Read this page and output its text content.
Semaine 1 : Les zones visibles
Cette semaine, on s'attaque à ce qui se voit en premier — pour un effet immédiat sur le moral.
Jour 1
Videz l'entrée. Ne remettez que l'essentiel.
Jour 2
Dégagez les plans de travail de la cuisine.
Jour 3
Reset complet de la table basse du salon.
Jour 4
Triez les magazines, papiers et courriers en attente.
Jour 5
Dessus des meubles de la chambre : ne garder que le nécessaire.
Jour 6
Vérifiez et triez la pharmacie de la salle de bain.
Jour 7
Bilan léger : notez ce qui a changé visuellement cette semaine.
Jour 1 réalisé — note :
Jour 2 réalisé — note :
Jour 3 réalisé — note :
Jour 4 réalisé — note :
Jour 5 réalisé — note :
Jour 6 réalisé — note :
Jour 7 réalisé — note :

--

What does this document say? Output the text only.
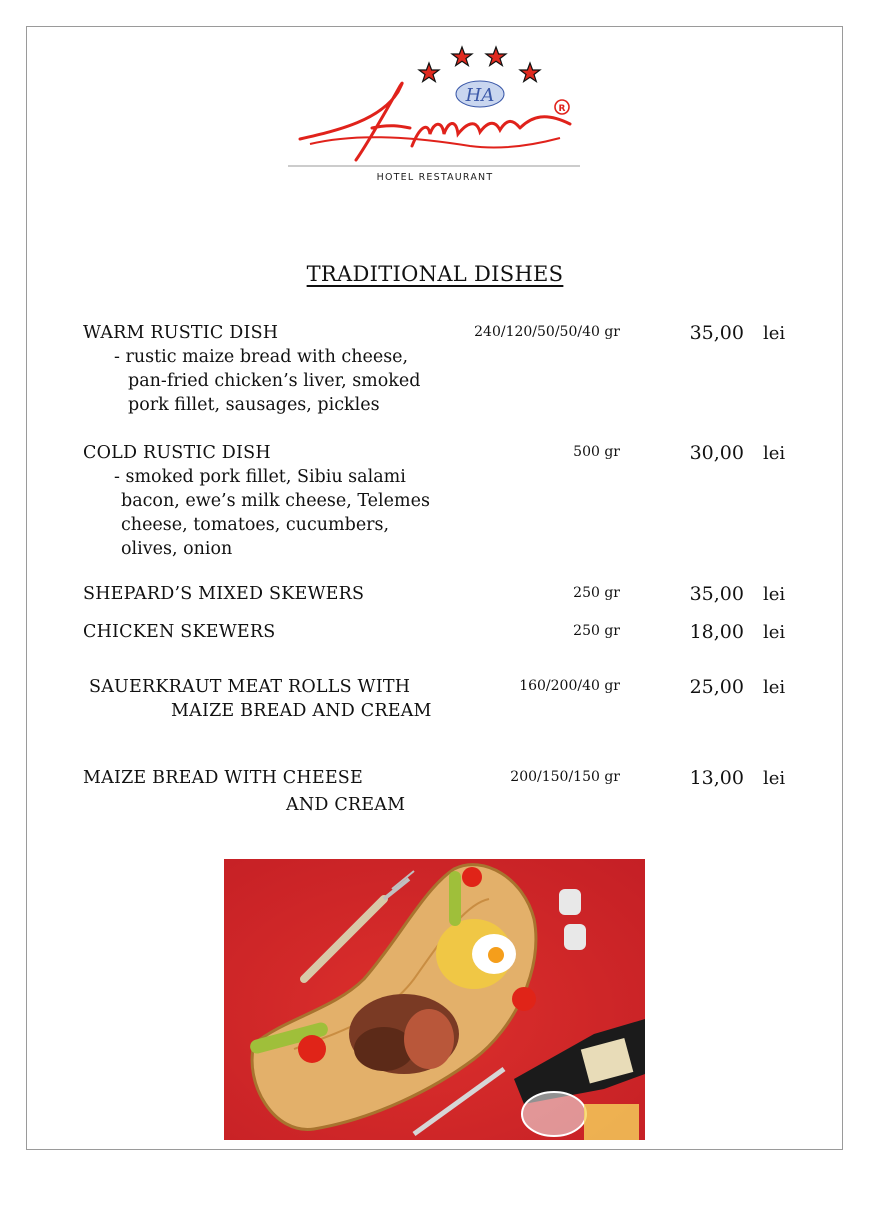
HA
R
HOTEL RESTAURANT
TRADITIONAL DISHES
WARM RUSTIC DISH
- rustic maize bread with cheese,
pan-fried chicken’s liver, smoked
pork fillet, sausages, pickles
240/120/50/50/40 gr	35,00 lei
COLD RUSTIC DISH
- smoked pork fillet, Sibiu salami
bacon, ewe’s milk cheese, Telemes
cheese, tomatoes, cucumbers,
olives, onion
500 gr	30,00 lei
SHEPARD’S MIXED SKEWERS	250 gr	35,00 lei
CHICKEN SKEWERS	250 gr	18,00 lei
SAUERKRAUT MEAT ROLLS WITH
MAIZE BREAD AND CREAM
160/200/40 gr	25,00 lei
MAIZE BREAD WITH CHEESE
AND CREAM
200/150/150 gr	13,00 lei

* * *

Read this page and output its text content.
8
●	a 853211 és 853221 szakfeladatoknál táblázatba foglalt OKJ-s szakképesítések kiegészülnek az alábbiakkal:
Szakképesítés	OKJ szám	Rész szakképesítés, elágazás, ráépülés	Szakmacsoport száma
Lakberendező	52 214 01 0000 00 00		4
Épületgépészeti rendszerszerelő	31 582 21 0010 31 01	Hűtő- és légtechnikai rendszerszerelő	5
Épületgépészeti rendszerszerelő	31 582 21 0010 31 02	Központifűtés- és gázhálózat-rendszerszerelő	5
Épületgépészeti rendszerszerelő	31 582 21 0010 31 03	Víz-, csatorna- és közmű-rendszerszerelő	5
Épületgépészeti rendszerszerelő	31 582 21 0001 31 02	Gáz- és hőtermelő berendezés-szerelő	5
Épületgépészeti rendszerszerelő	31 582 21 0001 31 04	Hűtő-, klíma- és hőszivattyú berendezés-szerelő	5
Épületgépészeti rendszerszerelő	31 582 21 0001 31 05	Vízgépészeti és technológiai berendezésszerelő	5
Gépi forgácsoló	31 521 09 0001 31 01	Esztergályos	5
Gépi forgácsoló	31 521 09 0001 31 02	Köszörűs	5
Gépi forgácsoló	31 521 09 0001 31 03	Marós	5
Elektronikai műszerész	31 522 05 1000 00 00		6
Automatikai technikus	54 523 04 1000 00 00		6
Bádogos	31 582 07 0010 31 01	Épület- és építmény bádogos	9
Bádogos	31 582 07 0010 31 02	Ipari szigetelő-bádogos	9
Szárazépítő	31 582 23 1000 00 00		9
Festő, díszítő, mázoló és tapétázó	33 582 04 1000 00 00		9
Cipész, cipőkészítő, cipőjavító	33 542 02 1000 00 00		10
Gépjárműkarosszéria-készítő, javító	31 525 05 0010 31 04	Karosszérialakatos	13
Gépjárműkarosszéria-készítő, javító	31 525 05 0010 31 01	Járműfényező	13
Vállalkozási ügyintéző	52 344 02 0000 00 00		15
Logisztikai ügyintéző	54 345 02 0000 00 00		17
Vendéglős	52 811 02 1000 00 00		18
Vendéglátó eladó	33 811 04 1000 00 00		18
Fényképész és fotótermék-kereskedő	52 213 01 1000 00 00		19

OBJECTIVE:
Copy every line above that includes the string "Hűtő".

TASK OUTPUT:
Épületgépészeti rendszerszerelő	31 582 21 0010 31 01	Hűtő- és légtechnikai rendszerszerelő	5
Épületgépészeti rendszerszerelő	31 582 21 0001 31 04	Hűtő-, klíma- és hőszivattyú berendezés-szerelő	5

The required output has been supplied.